_Exercise objective_.
Skip the pictures and repeat each line of the data exactly.

>> begin

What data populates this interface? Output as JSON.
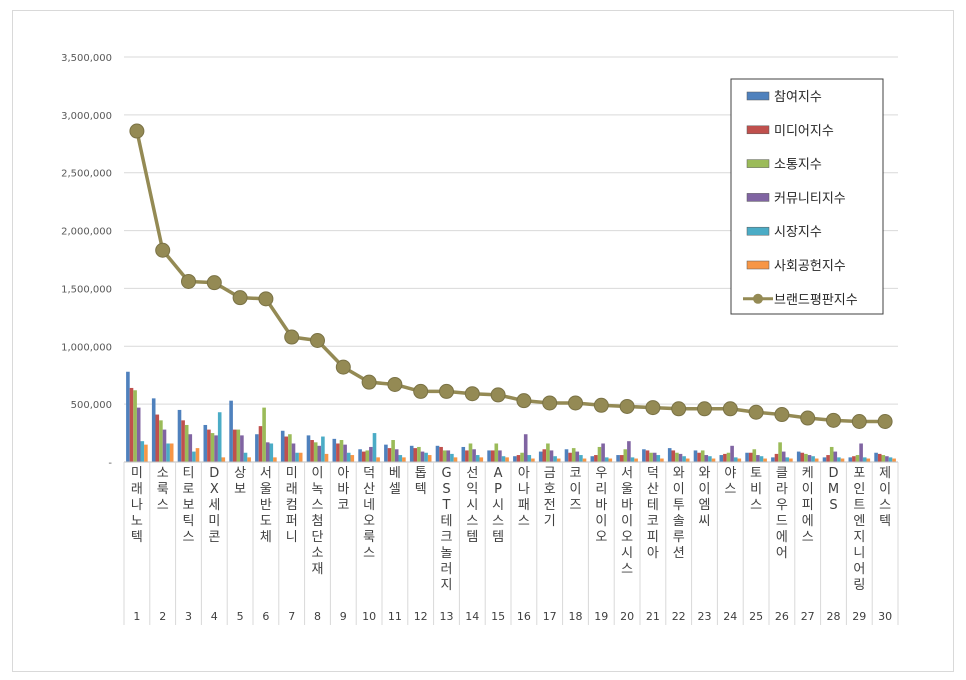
{
  "chart_data": {
    "type": "bar",
    "title": "",
    "xlabel": "",
    "ylabel": "",
    "ylim": [
      0,
      3500000
    ],
    "yticks": [
      0,
      500000,
      1000000,
      1500000,
      2000000,
      2500000,
      3000000,
      3500000
    ],
    "ytick_labels": [
      "-",
      "500,000",
      "1,000,000",
      "1,500,000",
      "2,000,000",
      "2,500,000",
      "3,000,000",
      "3,500,000"
    ],
    "grid": true,
    "legend_position": "top-right",
    "ranks": [
      "1",
      "2",
      "3",
      "4",
      "5",
      "6",
      "7",
      "8",
      "9",
      "10",
      "11",
      "12",
      "13",
      "14",
      "15",
      "16",
      "17",
      "18",
      "19",
      "20",
      "21",
      "22",
      "23",
      "24",
      "25",
      "26",
      "27",
      "28",
      "29",
      "30"
    ],
    "categories": [
      "미래나노텍",
      "소룩스",
      "티로보틱스",
      "DX세미콘",
      "상보",
      "서울반도체",
      "미래컴퍼니",
      "이녹스첨단소재",
      "아바코",
      "덕산네오룩스",
      "베셀",
      "톱텍",
      "GST테크놀러지",
      "선익시스템",
      "AP시스템",
      "아나패스",
      "금호전기",
      "코이즈",
      "우리바이오",
      "서울바이오시스",
      "덕산테코피아",
      "와이투솔루션",
      "와이엠씨",
      "야스",
      "토비스",
      "클라우드에어",
      "케이피에스",
      "DMS",
      "포인트엔지니어링",
      "제이스텍"
    ],
    "series": [
      {
        "name": "참여지수",
        "color": "#4f81bd",
        "values": [
          780000,
          550000,
          450000,
          320000,
          530000,
          240000,
          270000,
          230000,
          200000,
          110000,
          150000,
          140000,
          140000,
          130000,
          100000,
          50000,
          90000,
          110000,
          50000,
          60000,
          110000,
          120000,
          100000,
          60000,
          80000,
          40000,
          90000,
          40000,
          40000,
          80000
        ]
      },
      {
        "name": "미디어지수",
        "color": "#c0504d",
        "values": [
          640000,
          410000,
          360000,
          280000,
          280000,
          310000,
          220000,
          190000,
          160000,
          90000,
          120000,
          120000,
          130000,
          100000,
          100000,
          60000,
          110000,
          80000,
          60000,
          60000,
          100000,
          100000,
          80000,
          70000,
          80000,
          70000,
          80000,
          60000,
          50000,
          70000
        ]
      },
      {
        "name": "소통지수",
        "color": "#9bbb59",
        "values": [
          620000,
          360000,
          320000,
          250000,
          280000,
          470000,
          240000,
          170000,
          190000,
          100000,
          190000,
          130000,
          100000,
          160000,
          160000,
          80000,
          160000,
          120000,
          130000,
          110000,
          80000,
          80000,
          100000,
          80000,
          110000,
          170000,
          70000,
          130000,
          60000,
          60000
        ]
      },
      {
        "name": "커뮤니티지수",
        "color": "#8064a2",
        "values": [
          470000,
          280000,
          240000,
          230000,
          230000,
          170000,
          160000,
          140000,
          150000,
          130000,
          110000,
          90000,
          100000,
          110000,
          100000,
          240000,
          100000,
          90000,
          160000,
          180000,
          80000,
          70000,
          60000,
          140000,
          60000,
          90000,
          60000,
          90000,
          160000,
          50000
        ]
      },
      {
        "name": "시장지수",
        "color": "#4bacc6",
        "values": [
          180000,
          160000,
          90000,
          430000,
          80000,
          160000,
          80000,
          220000,
          80000,
          250000,
          60000,
          80000,
          70000,
          60000,
          50000,
          60000,
          50000,
          60000,
          40000,
          40000,
          60000,
          50000,
          50000,
          40000,
          50000,
          40000,
          50000,
          40000,
          40000,
          40000
        ]
      },
      {
        "name": "사회공헌지수",
        "color": "#f79646",
        "values": [
          150000,
          160000,
          120000,
          40000,
          40000,
          40000,
          80000,
          70000,
          60000,
          40000,
          40000,
          60000,
          40000,
          40000,
          40000,
          30000,
          30000,
          30000,
          30000,
          30000,
          30000,
          30000,
          30000,
          30000,
          30000,
          30000,
          30000,
          30000,
          30000,
          30000
        ]
      }
    ],
    "line_series": {
      "name": "브랜드평판지수",
      "color": "#948a54",
      "values": [
        2860000,
        1830000,
        1560000,
        1550000,
        1420000,
        1410000,
        1080000,
        1050000,
        820000,
        690000,
        670000,
        610000,
        610000,
        590000,
        580000,
        530000,
        510000,
        510000,
        490000,
        480000,
        470000,
        460000,
        460000,
        460000,
        430000,
        410000,
        380000,
        360000,
        350000,
        350000
      ]
    }
  }
}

>> end

_Exercise response_.
What data populates this interface? Output as JSON.
{
  "chart_data": {
    "type": "bar",
    "title": "",
    "xlabel": "",
    "ylabel": "",
    "ylim": [
      0,
      3500000
    ],
    "yticks": [
      0,
      500000,
      1000000,
      1500000,
      2000000,
      2500000,
      3000000,
      3500000
    ],
    "ytick_labels": [
      "-",
      "500,000",
      "1,000,000",
      "1,500,000",
      "2,000,000",
      "2,500,000",
      "3,000,000",
      "3,500,000"
    ],
    "grid": true,
    "legend_position": "top-right",
    "ranks": [
      "1",
      "2",
      "3",
      "4",
      "5",
      "6",
      "7",
      "8",
      "9",
      "10",
      "11",
      "12",
      "13",
      "14",
      "15",
      "16",
      "17",
      "18",
      "19",
      "20",
      "21",
      "22",
      "23",
      "24",
      "25",
      "26",
      "27",
      "28",
      "29",
      "30"
    ],
    "categories": [
      "미래나노텍",
      "소룩스",
      "티로보틱스",
      "DX세미콘",
      "상보",
      "서울반도체",
      "미래컴퍼니",
      "이녹스첨단소재",
      "아바코",
      "덕산네오룩스",
      "베셀",
      "톱텍",
      "GST테크놀러지",
      "선익시스템",
      "AP시스템",
      "아나패스",
      "금호전기",
      "코이즈",
      "우리바이오",
      "서울바이오시스",
      "덕산테코피아",
      "와이투솔루션",
      "와이엠씨",
      "야스",
      "토비스",
      "클라우드에어",
      "케이피에스",
      "DMS",
      "포인트엔지니어링",
      "제이스텍"
    ],
    "series": [
      {
        "name": "참여지수",
        "color": "#4f81bd",
        "values": [
          780000,
          550000,
          450000,
          320000,
          530000,
          240000,
          270000,
          230000,
          200000,
          110000,
          150000,
          140000,
          140000,
          130000,
          100000,
          50000,
          90000,
          110000,
          50000,
          60000,
          110000,
          120000,
          100000,
          60000,
          80000,
          40000,
          90000,
          40000,
          40000,
          80000
        ]
      },
      {
        "name": "미디어지수",
        "color": "#c0504d",
        "values": [
          640000,
          410000,
          360000,
          280000,
          280000,
          310000,
          220000,
          190000,
          160000,
          90000,
          120000,
          120000,
          130000,
          100000,
          100000,
          60000,
          110000,
          80000,
          60000,
          60000,
          100000,
          100000,
          80000,
          70000,
          80000,
          70000,
          80000,
          60000,
          50000,
          70000
        ]
      },
      {
        "name": "소통지수",
        "color": "#9bbb59",
        "values": [
          620000,
          360000,
          320000,
          250000,
          280000,
          470000,
          240000,
          170000,
          190000,
          100000,
          190000,
          130000,
          100000,
          160000,
          160000,
          80000,
          160000,
          120000,
          130000,
          110000,
          80000,
          80000,
          100000,
          80000,
          110000,
          170000,
          70000,
          130000,
          60000,
          60000
        ]
      },
      {
        "name": "커뮤니티지수",
        "color": "#8064a2",
        "values": [
          470000,
          280000,
          240000,
          230000,
          230000,
          170000,
          160000,
          140000,
          150000,
          130000,
          110000,
          90000,
          100000,
          110000,
          100000,
          240000,
          100000,
          90000,
          160000,
          180000,
          80000,
          70000,
          60000,
          140000,
          60000,
          90000,
          60000,
          90000,
          160000,
          50000
        ]
      },
      {
        "name": "시장지수",
        "color": "#4bacc6",
        "values": [
          180000,
          160000,
          90000,
          430000,
          80000,
          160000,
          80000,
          220000,
          80000,
          250000,
          60000,
          80000,
          70000,
          60000,
          50000,
          60000,
          50000,
          60000,
          40000,
          40000,
          60000,
          50000,
          50000,
          40000,
          50000,
          40000,
          50000,
          40000,
          40000,
          40000
        ]
      },
      {
        "name": "사회공헌지수",
        "color": "#f79646",
        "values": [
          150000,
          160000,
          120000,
          40000,
          40000,
          40000,
          80000,
          70000,
          60000,
          40000,
          40000,
          60000,
          40000,
          40000,
          40000,
          30000,
          30000,
          30000,
          30000,
          30000,
          30000,
          30000,
          30000,
          30000,
          30000,
          30000,
          30000,
          30000,
          30000,
          30000
        ]
      }
    ],
    "line_series": {
      "name": "브랜드평판지수",
      "color": "#948a54",
      "values": [
        2860000,
        1830000,
        1560000,
        1550000,
        1420000,
        1410000,
        1080000,
        1050000,
        820000,
        690000,
        670000,
        610000,
        610000,
        590000,
        580000,
        530000,
        510000,
        510000,
        490000,
        480000,
        470000,
        460000,
        460000,
        460000,
        430000,
        410000,
        380000,
        360000,
        350000,
        350000
      ]
    }
  }
}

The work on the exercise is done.